• Work instructions:
Copy out the records precisely, omitting pictures.

• Provided material:
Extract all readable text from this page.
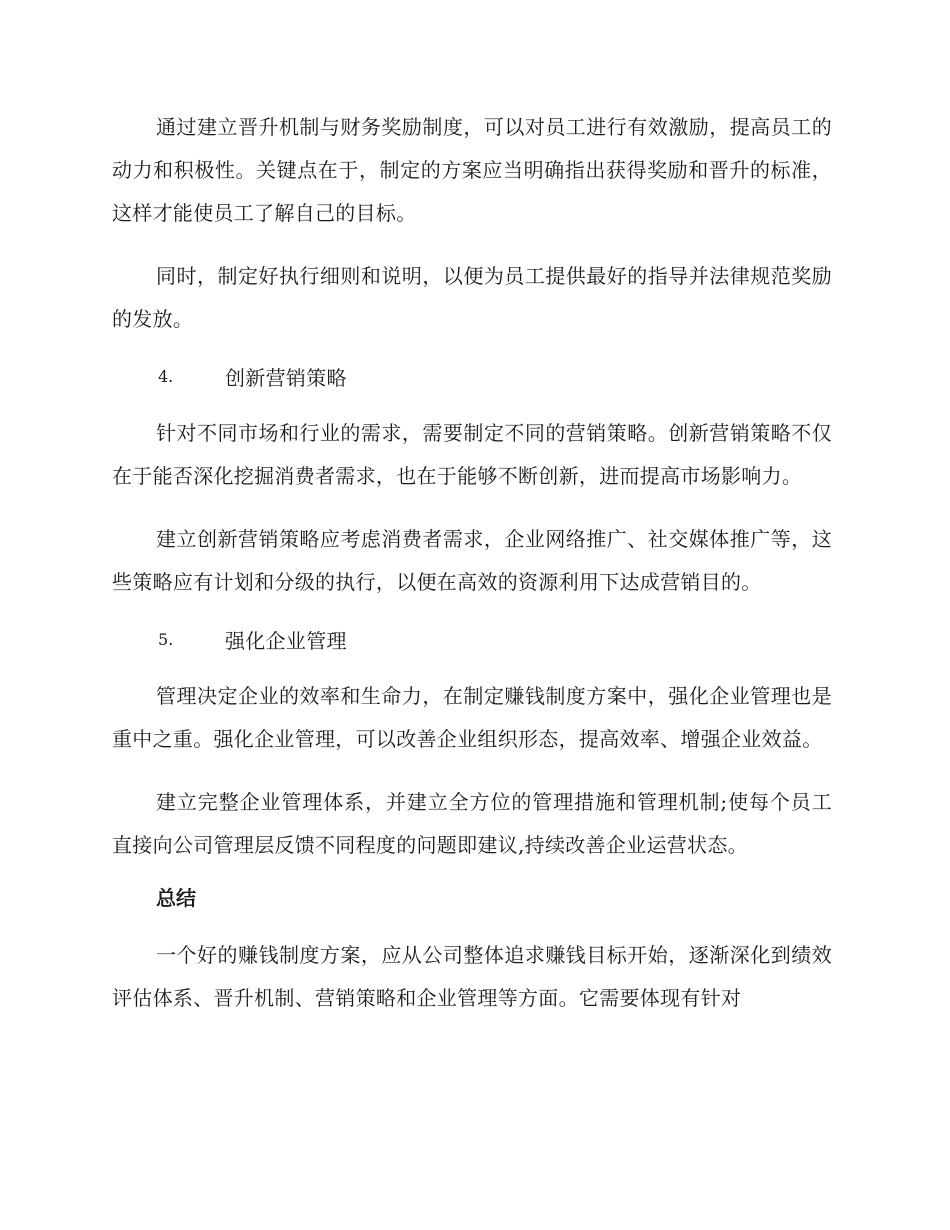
通过建立晋升机制与财务奖励制度，可以对员工进行有效激励，提高员工的动力和积极性。关键点在于，制定的方案应当明确指出获得奖励和晋升的标准，这样才能使员工了解自己的目标。

同时，制定好执行细则和说明，以便为员工提供最好的指导并法律规范奖励的发放。

4.	创新营销策略

针对不同市场和行业的需求，需要制定不同的营销策略。创新营销策略不仅在于能否深化挖掘消费者需求，也在于能够不断创新，进而提高市场影响力。

建立创新营销策略应考虑消费者需求，企业网络推广、社交媒体推广等，这些策略应有计划和分级的执行，以便在高效的资源利用下达成营销目的。

5.	强化企业管理

管理决定企业的效率和生命力，在制定赚钱制度方案中，强化企业管理也是重中之重。强化企业管理，可以改善企业组织形态，提高效率、增强企业效益。

建立完整企业管理体系，并建立全方位的管理措施和管理机制;使每个员工直接向公司管理层反馈不同程度的问题即建议,持续改善企业运营状态。

总结

一个好的赚钱制度方案，应从公司整体追求赚钱目标开始，逐渐深化到绩效评估体系、晋升机制、营销策略和企业管理等方面。它需要体现有针对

• Written response:
Extract all readable text from this page.
通过建立晋升机制与财务奖励制度，可以对员工进行有效激励，提高员工的动力和积极性。关键点在于，制定的方案应当明确指出获得奖励和晋升的标准，这样才能使员工了解自己的目标。

同时，制定好执行细则和说明，以便为员工提供最好的指导并法律规范奖励的发放。

4.	创新营销策略

针对不同市场和行业的需求，需要制定不同的营销策略。创新营销策略不仅在于能否深化挖掘消费者需求，也在于能够不断创新，进而提高市场影响力。

建立创新营销策略应考虑消费者需求，企业网络推广、社交媒体推广等，这些策略应有计划和分级的执行，以便在高效的资源利用下达成营销目的。

5.	强化企业管理

管理决定企业的效率和生命力，在制定赚钱制度方案中，强化企业管理也是重中之重。强化企业管理，可以改善企业组织形态，提高效率、增强企业效益。

建立完整企业管理体系，并建立全方位的管理措施和管理机制;使每个员工直接向公司管理层反馈不同程度的问题即建议,持续改善企业运营状态。

总结

一个好的赚钱制度方案，应从公司整体追求赚钱目标开始，逐渐深化到绩效评估体系、晋升机制、营销策略和企业管理等方面。它需要体现有针对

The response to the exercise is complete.